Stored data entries
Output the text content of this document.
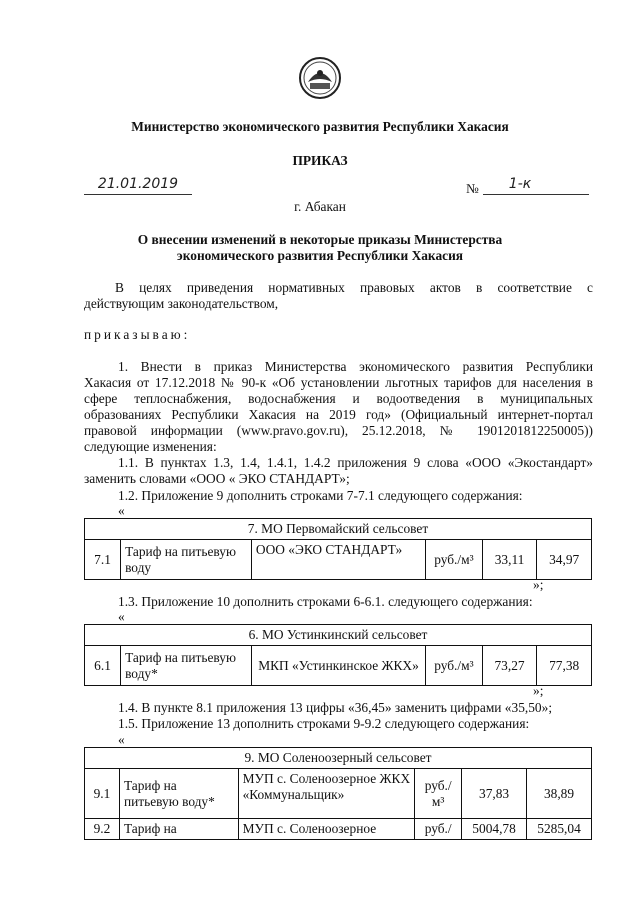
Министерство экономического развития Республики Хакасия
ПРИКАЗ
21.01.2019	№	1-к
г. Абакан
О внесении изменений в некоторые приказы Министерства
экономического развития Республики Хакасия
В целях приведения нормативных правовых актов в соответствие с
действующим законодательством,
приказываю:
1. Внести в приказ Министерства экономического развития Республики
Хакасия от 17.12.2018 № 90-к «Об установлении льготных тарифов для населения в
сфере теплоснабжения, водоснабжения и водоотведения в муниципальных
образованиях Республики Хакасия на 2019 год» (Официальный интернет-портал
правовой информации (www.pravo.gov.ru), 25.12.2018, № 1901201812250005))
следующие изменения:
1.1. В пунктах 1.3, 1.4, 1.4.1, 1.4.2 приложения 9 слова «ООО «Экостандарт»
заменить словами «ООО « ЭКО СТАНДАРТ»;
1.2. Приложение 9 дополнить строками 7-7.1 следующего содержания:
«
7. МО Первомайский сельсовет
7.1	Тариф на питьевую воду	ООО «ЭКО СТАНДАРТ»	руб./м³	33,11	34,97
»;
1.3. Приложение 10 дополнить строками 6-6.1. следующего содержания:
«
6. МО Устинкинский сельсовет
6.1	Тариф на питьевую воду*	МКП «Устинкинское ЖКХ»	руб./м³	73,27	77,38
»;
1.4. В пункте 8.1 приложения 13 цифры «36,45» заменить цифрами «35,50»;
1.5. Приложение 13 дополнить строками 9-9.2 следующего содержания:
«
9. МО Соленоозерный сельсовет					
9.1	Тариф на питьевую воду*	МУП с. Соленоозерное ЖКХ «Коммунальщик»	руб./м³	37,83	38,89
9.2	Тариф на	МУП с. Соленоозерное	руб./	5004,78	5285,04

● TASK INSTRUCTIONS: Restate the records above in full, word for word. Keep pictures out.

● RESPONSE TO THE TASK:
Output the text content of this document.
Министерство экономического развития Республики Хакасия
ПРИКАЗ
21.01.2019	№	1-к
г. Абакан
О внесении изменений в некоторые приказы Министерства
экономического развития Республики Хакасия
В целях приведения нормативных правовых актов в соответствие с
действующим законодательством,
приказываю:
1. Внести в приказ Министерства экономического развития Республики
Хакасия от 17.12.2018 № 90-к «Об установлении льготных тарифов для населения в
сфере теплоснабжения, водоснабжения и водоотведения в муниципальных
образованиях Республики Хакасия на 2019 год» (Официальный интернет-портал
правовой информации (www.pravo.gov.ru), 25.12.2018, № 1901201812250005))
следующие изменения:
1.1. В пунктах 1.3, 1.4, 1.4.1, 1.4.2 приложения 9 слова «ООО «Экостандарт»
заменить словами «ООО « ЭКО СТАНДАРТ»;
1.2. Приложение 9 дополнить строками 7-7.1 следующего содержания:
«
7. МО Первомайский сельсовет
7.1	Тариф на питьевую воду	ООО «ЭКО СТАНДАРТ»	руб./м³	33,11	34,97
»;
1.3. Приложение 10 дополнить строками 6-6.1. следующего содержания:
«
6. МО Устинкинский сельсовет
6.1	Тариф на питьевую воду*	МКП «Устинкинское ЖКХ»	руб./м³	73,27	77,38
»;
1.4. В пункте 8.1 приложения 13 цифры «36,45» заменить цифрами «35,50»;
1.5. Приложение 13 дополнить строками 9-9.2 следующего содержания:
«
9. МО Соленоозерный сельсовет					
9.1	Тариф на питьевую воду*	МУП с. Соленоозерное ЖКХ «Коммунальщик»	руб./м³	37,83	38,89
9.2	Тариф на	МУП с. Соленоозерное	руб./	5004,78	5285,04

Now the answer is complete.